*Task goal*:
Wherever "name" appears in a line, list that line.

* start Exercise inputs *

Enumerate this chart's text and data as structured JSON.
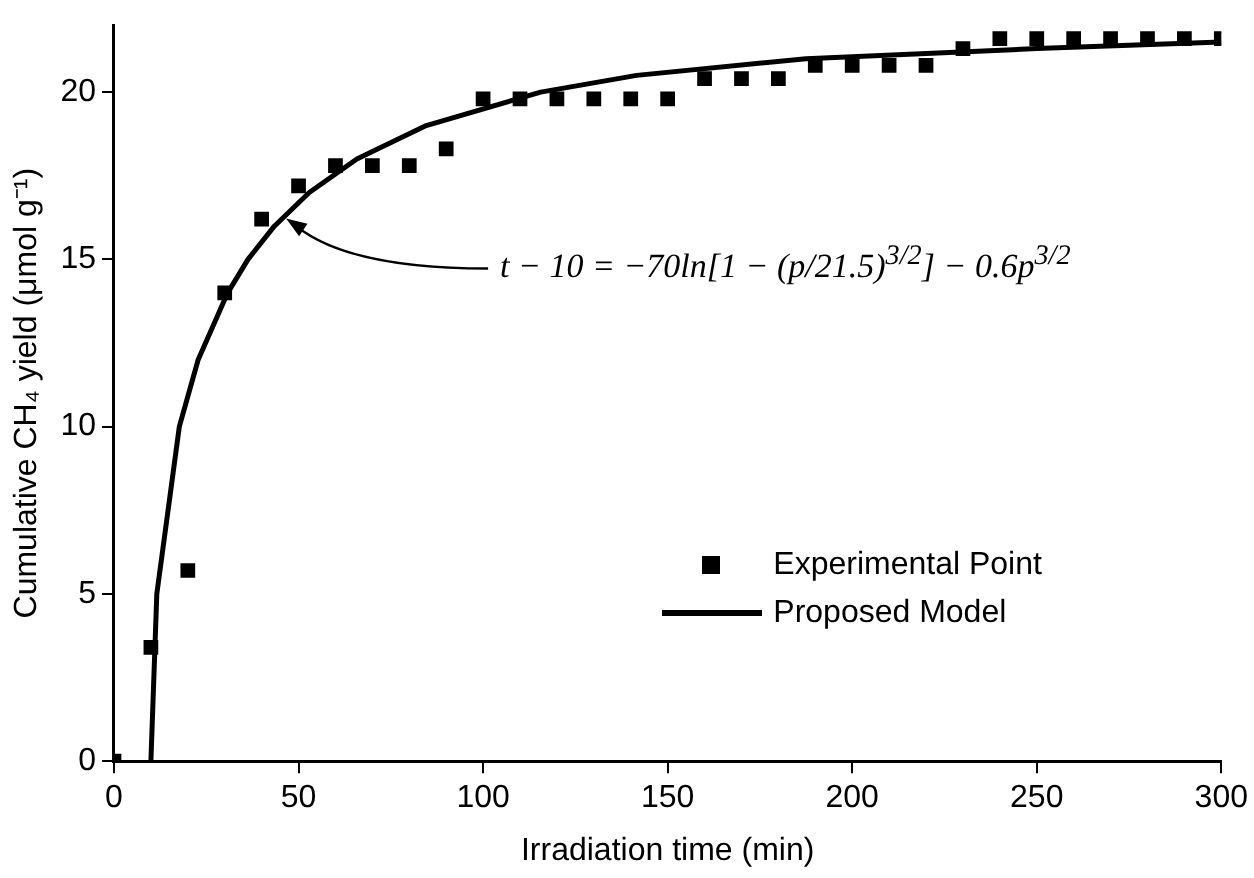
{
  "chart_data": {
    "type": "scatter",
    "xlabel": "Irradiation time (min)",
    "ylabel": "Cumulative CH₄ yield (μmol g⁻¹)",
    "xlim": [
      0,
      300
    ],
    "xticks": [
      0,
      50,
      100,
      150,
      200,
      250,
      300
    ],
    "ylim": [
      0,
      22
    ],
    "yticks": [
      0,
      5,
      10,
      15,
      20
    ],
    "grid": false,
    "legend": "bottom right",
    "series": [
      {
        "name": "Experimental Point",
        "marker": "square",
        "color": "#000000",
        "x": [
          0,
          10,
          20,
          30,
          40,
          50,
          60,
          70,
          80,
          90,
          100,
          110,
          120,
          130,
          140,
          150,
          160,
          170,
          180,
          190,
          200,
          210,
          220,
          230,
          240,
          250,
          260,
          270,
          280,
          290,
          300
        ],
        "values": [
          0,
          3.4,
          5.7,
          14.0,
          16.2,
          17.2,
          17.8,
          17.8,
          17.8,
          18.3,
          19.8,
          19.8,
          19.8,
          19.8,
          19.8,
          19.8,
          20.4,
          20.4,
          20.4,
          20.8,
          20.8,
          20.8,
          20.8,
          21.3,
          21.6,
          21.6,
          21.6,
          21.6,
          21.6,
          21.6,
          21.6
        ]
      },
      {
        "name": "Proposed Model",
        "type": "line",
        "marker": "none",
        "line_style": "solid",
        "color": "#000000",
        "x": [
          10,
          11.6,
          17.7,
          22.8,
          30.8,
          36.3,
          43.5,
          52.9,
          65.8,
          84.6,
          115.6,
          141.6,
          187.5,
          250,
          300
        ],
        "values": [
          0,
          5,
          10,
          12,
          14,
          15,
          16,
          17,
          18,
          19,
          20,
          20.5,
          21,
          21.3,
          21.5
        ]
      }
    ],
    "annotations": [
      {
        "text": "t − 10 = −70ln[1 − (p/21.5)$^{3/2}$] − 0.6p$^{3/2}$",
        "x": 45,
        "y": 16.4
      }
    ]
  }
}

* end Exercise inputs *

*Finished answer*:
        "name": "Experimental Point",
        "name": "Proposed Model",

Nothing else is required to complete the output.